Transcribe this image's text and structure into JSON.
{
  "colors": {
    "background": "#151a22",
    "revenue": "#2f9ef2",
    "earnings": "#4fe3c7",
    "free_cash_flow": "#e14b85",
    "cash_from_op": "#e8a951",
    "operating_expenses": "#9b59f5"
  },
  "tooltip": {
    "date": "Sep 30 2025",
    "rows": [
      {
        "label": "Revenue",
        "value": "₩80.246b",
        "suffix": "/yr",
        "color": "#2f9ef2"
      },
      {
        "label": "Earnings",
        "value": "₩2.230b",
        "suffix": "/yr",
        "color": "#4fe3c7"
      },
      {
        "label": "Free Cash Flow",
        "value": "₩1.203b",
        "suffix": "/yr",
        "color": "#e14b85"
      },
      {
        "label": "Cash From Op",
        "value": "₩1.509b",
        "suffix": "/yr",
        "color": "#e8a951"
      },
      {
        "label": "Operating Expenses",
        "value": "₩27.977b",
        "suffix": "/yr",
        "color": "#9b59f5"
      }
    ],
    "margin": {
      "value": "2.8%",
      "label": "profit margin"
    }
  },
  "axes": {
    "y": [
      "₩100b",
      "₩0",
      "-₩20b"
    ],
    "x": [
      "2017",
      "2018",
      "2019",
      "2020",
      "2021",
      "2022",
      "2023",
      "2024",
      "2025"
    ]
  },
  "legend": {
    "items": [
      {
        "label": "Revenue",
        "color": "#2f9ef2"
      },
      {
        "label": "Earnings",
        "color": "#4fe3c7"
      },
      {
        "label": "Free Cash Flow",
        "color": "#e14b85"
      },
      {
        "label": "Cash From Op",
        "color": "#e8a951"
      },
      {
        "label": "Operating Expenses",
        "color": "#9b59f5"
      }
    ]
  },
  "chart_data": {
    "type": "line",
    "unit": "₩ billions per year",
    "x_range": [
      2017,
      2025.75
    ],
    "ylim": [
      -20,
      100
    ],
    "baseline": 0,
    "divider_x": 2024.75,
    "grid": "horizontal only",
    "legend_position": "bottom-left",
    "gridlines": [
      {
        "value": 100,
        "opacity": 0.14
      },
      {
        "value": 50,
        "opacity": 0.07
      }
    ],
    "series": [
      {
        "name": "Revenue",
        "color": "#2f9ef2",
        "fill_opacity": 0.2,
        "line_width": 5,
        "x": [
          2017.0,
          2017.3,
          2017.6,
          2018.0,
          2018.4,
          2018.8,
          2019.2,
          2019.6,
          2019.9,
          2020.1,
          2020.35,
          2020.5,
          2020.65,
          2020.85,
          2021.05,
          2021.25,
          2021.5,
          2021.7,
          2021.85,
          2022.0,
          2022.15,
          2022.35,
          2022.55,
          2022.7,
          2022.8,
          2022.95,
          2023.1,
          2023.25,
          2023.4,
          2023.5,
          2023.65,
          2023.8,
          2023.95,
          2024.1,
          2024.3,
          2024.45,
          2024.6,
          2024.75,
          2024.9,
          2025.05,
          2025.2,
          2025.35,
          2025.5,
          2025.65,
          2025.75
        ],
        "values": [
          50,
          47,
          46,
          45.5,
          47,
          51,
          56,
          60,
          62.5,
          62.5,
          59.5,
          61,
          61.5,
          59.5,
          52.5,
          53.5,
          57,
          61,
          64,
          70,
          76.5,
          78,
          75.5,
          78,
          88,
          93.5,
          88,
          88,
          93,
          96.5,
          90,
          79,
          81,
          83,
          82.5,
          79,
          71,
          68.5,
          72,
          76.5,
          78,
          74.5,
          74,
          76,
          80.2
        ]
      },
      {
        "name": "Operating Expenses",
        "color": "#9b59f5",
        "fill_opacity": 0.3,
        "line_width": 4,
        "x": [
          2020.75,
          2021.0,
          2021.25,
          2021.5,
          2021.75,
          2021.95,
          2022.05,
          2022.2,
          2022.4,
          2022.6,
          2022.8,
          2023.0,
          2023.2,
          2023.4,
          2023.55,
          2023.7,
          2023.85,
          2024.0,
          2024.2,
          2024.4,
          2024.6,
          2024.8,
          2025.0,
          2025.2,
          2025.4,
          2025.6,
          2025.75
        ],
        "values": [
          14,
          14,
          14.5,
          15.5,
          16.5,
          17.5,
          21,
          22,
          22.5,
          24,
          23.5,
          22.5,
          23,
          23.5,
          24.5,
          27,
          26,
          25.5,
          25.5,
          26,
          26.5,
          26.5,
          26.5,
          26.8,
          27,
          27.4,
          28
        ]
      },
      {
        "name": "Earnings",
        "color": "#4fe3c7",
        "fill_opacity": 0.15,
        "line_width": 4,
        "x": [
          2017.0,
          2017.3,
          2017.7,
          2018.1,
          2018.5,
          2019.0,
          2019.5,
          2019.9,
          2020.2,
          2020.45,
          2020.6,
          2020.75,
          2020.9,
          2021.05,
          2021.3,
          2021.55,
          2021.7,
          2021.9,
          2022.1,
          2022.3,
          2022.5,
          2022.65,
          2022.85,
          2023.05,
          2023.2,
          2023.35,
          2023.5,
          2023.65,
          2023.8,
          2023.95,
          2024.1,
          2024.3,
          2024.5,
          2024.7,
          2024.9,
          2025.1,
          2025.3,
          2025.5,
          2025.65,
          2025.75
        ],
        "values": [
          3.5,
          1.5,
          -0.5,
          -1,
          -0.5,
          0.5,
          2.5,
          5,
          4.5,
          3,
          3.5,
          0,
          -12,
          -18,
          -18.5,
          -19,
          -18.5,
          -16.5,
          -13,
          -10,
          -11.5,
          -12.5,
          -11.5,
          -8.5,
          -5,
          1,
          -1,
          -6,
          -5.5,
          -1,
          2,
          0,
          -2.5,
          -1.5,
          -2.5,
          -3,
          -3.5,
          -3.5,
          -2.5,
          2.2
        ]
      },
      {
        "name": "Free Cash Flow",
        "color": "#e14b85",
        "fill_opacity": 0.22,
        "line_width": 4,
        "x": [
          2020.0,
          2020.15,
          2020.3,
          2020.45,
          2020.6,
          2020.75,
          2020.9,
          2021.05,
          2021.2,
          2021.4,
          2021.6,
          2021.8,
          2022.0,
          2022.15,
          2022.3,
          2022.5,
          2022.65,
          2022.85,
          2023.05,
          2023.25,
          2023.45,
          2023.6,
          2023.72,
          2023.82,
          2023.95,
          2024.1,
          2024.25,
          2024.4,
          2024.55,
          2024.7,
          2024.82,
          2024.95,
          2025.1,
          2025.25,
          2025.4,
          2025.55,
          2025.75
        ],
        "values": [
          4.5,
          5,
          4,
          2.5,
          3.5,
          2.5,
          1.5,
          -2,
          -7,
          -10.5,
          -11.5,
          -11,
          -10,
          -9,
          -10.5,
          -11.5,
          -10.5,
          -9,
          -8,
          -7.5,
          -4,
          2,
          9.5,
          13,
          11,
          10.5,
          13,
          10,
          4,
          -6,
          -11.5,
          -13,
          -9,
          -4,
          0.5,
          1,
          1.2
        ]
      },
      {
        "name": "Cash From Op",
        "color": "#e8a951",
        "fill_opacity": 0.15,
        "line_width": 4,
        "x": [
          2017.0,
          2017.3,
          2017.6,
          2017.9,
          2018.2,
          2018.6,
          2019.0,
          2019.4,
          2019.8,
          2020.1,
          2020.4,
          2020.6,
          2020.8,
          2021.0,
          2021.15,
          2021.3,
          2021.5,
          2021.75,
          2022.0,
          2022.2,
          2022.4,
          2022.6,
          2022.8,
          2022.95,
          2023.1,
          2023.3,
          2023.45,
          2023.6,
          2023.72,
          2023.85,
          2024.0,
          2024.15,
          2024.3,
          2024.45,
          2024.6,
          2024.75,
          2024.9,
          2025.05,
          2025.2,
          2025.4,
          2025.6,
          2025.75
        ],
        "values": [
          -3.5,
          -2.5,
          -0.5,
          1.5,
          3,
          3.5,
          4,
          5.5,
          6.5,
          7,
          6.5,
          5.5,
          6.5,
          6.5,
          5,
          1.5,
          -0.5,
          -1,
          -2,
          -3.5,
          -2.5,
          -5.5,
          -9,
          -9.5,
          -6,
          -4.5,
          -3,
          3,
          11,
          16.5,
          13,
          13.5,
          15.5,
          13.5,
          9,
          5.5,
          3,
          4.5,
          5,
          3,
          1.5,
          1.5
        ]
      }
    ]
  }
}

TASK BRIEF:
Find "name". Copy every line it occurs in.

EXERCISE RESULT:
        "name": "Revenue",
        "name": "Operating Expenses",
        "name": "Earnings",
        "name": "Free Cash Flow",
        "name": "Cash From Op",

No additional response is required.